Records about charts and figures
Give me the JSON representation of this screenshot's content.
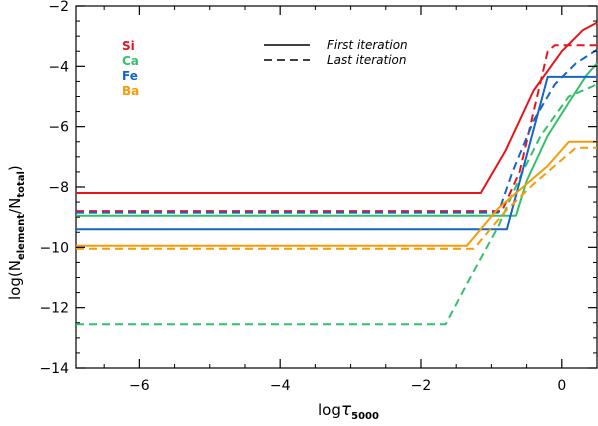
{
  "chart_data": {
    "type": "line",
    "xlabel": {
      "main": "log",
      "tau": "τ",
      "sub": "5000"
    },
    "ylabel": {
      "main": "log(N",
      "sub1": "element",
      "mid": "/N",
      "sub2": "total",
      "end": ")"
    },
    "xlim": [
      -6.9,
      0.5
    ],
    "ylim": [
      -14,
      -2
    ],
    "xticks": [
      -6,
      -4,
      -2,
      0
    ],
    "yticks": [
      -14,
      -12,
      -10,
      -8,
      -6,
      -4,
      -2
    ],
    "xtick_labels": [
      "−6",
      "−4",
      "−2",
      "0"
    ],
    "ytick_labels": [
      "−14",
      "−12",
      "−10",
      "−8",
      "−6",
      "−4",
      "−2"
    ],
    "legend_elements": [
      {
        "name": "Si",
        "color": "#e8141c"
      },
      {
        "name": "Ca",
        "color": "#34c06a"
      },
      {
        "name": "Fe",
        "color": "#1565c8"
      },
      {
        "name": "Ba",
        "color": "#f49c0a"
      }
    ],
    "legend_styles": [
      {
        "name": "First iteration",
        "dash": "solid"
      },
      {
        "name": "Last iteration",
        "dash": "dashed"
      }
    ],
    "series": [
      {
        "name": "Si",
        "iteration": "First iteration",
        "color": "#e8141c",
        "dash": "solid",
        "x": [
          -6.9,
          -1.15,
          -0.8,
          -0.4,
          0.0,
          0.3,
          0.5
        ],
        "y": [
          -8.2,
          -8.2,
          -6.8,
          -4.8,
          -3.5,
          -2.8,
          -2.55
        ]
      },
      {
        "name": "Si",
        "iteration": "Last iteration",
        "color": "#e8141c",
        "dash": "dashed",
        "x": [
          -6.9,
          -0.85,
          -0.6,
          -0.4,
          -0.3,
          -0.2,
          -0.1,
          0.5
        ],
        "y": [
          -8.8,
          -8.8,
          -7.5,
          -5.5,
          -4.5,
          -3.5,
          -3.3,
          -3.3
        ]
      },
      {
        "name": "Ca",
        "iteration": "First iteration",
        "color": "#34c06a",
        "dash": "solid",
        "x": [
          -6.9,
          -0.65,
          -0.5,
          -0.2,
          0.1,
          0.35,
          0.5
        ],
        "y": [
          -8.95,
          -8.95,
          -7.8,
          -6.3,
          -5.2,
          -4.3,
          -3.9
        ]
      },
      {
        "name": "Ca",
        "iteration": "Last iteration",
        "color": "#34c06a",
        "dash": "dashed",
        "x": [
          -6.9,
          -1.65,
          -1.3,
          -0.9,
          -0.6,
          -0.3,
          0.1,
          0.5
        ],
        "y": [
          -12.55,
          -12.55,
          -11.0,
          -9.3,
          -7.7,
          -6.3,
          -5.0,
          -4.6
        ]
      },
      {
        "name": "Fe",
        "iteration": "First iteration",
        "color": "#1565c8",
        "dash": "solid",
        "x": [
          -6.9,
          -0.78,
          -0.2,
          0.5
        ],
        "y": [
          -9.4,
          -9.4,
          -4.35,
          -4.35
        ]
      },
      {
        "name": "Fe",
        "iteration": "Last iteration",
        "color": "#1565c8",
        "dash": "dashed",
        "x": [
          -6.9,
          -0.9,
          -0.7,
          -0.4,
          -0.1,
          0.2,
          0.5
        ],
        "y": [
          -8.85,
          -8.85,
          -7.5,
          -5.8,
          -4.6,
          -3.9,
          -3.45
        ]
      },
      {
        "name": "Ba",
        "iteration": "First iteration",
        "color": "#f49c0a",
        "dash": "solid",
        "x": [
          -6.9,
          -1.35,
          -0.9,
          -0.5,
          -0.2,
          0.1,
          0.5
        ],
        "y": [
          -9.95,
          -9.95,
          -8.7,
          -7.9,
          -7.3,
          -6.5,
          -6.5
        ]
      },
      {
        "name": "Ba",
        "iteration": "Last iteration",
        "color": "#f49c0a",
        "dash": "dashed",
        "x": [
          -6.9,
          -1.25,
          -0.8,
          -0.4,
          0.0,
          0.2,
          0.5
        ],
        "y": [
          -10.05,
          -10.05,
          -8.8,
          -7.9,
          -7.1,
          -6.7,
          -6.7
        ]
      }
    ]
  }
}
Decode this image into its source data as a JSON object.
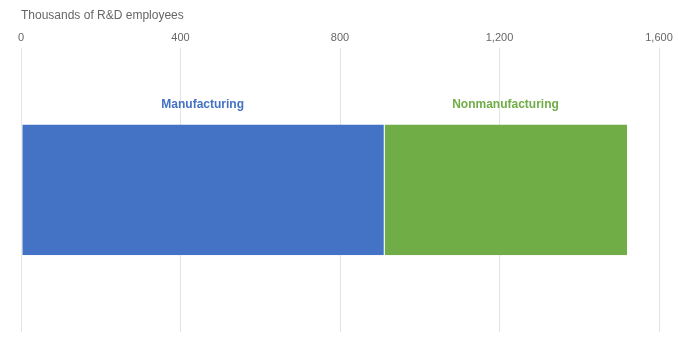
{
  "chart_data": {
    "type": "bar",
    "orientation": "horizontal",
    "stacked": true,
    "x_label": "Thousands of R&D employees",
    "categories": [
      null
    ],
    "series": [
      {
        "name": "Manufacturing",
        "color": "#4472c4",
        "values": [
          910
        ]
      },
      {
        "name": "Nonmanufacturing",
        "color": "#70ad47",
        "values": [
          610
        ]
      }
    ],
    "xlim": [
      0,
      1600
    ],
    "xticks": [
      0,
      400,
      800,
      {
        "value": 1200,
        "label": "1,200"
      },
      {
        "value": 1600,
        "label": "1,600"
      }
    ],
    "grid": true,
    "tick_labels": "x"
  }
}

◆ The task
Omit the pictures and write out exactly the lines from the one containing "Decode this image" through the last line of the material.

◆ Final answer
Decode this image into its source data as a JSON object.
{
  "chart_data": {
    "type": "bar",
    "orientation": "horizontal",
    "stacked": true,
    "x_label": "Thousands of R&D employees",
    "categories": [
      null
    ],
    "series": [
      {
        "name": "Manufacturing",
        "color": "#4472c4",
        "values": [
          910
        ]
      },
      {
        "name": "Nonmanufacturing",
        "color": "#70ad47",
        "values": [
          610
        ]
      }
    ],
    "xlim": [
      0,
      1600
    ],
    "xticks": [
      0,
      400,
      800,
      {
        "value": 1200,
        "label": "1,200"
      },
      {
        "value": 1600,
        "label": "1,600"
      }
    ],
    "grid": true,
    "tick_labels": "x"
  }
}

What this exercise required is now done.